▶ [Material provided]:
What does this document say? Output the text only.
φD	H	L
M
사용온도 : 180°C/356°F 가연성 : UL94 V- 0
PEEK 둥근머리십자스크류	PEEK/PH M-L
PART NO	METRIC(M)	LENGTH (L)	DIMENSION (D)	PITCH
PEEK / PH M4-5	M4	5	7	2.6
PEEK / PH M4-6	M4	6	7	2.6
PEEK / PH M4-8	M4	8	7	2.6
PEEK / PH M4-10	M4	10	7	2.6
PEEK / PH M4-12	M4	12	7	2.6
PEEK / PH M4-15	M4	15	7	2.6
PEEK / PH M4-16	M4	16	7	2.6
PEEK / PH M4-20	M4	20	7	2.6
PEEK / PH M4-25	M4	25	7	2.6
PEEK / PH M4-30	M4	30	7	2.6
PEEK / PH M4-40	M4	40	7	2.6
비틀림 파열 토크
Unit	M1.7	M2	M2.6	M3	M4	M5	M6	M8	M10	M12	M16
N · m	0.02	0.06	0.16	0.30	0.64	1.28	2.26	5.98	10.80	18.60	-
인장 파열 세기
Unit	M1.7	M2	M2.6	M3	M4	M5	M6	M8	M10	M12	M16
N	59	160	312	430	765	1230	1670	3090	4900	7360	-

▶ [Exercise aim]:
Copy every line that includes the string "PEEK" from the material above.

▶ [Result for this exercise]:
PEEK 둥근머리십자스크류	PEEK/PH M-L
PEEK / PH M4-5	M4	5	7	2.6
PEEK / PH M4-6	M4	6	7	2.6
PEEK / PH M4-8	M4	8	7	2.6
PEEK / PH M4-10	M4	10	7	2.6
PEEK / PH M4-12	M4	12	7	2.6
PEEK / PH M4-15	M4	15	7	2.6
PEEK / PH M4-16	M4	16	7	2.6
PEEK / PH M4-20	M4	20	7	2.6
PEEK / PH M4-25	M4	25	7	2.6
PEEK / PH M4-30	M4	30	7	2.6
PEEK / PH M4-40	M4	40	7	2.6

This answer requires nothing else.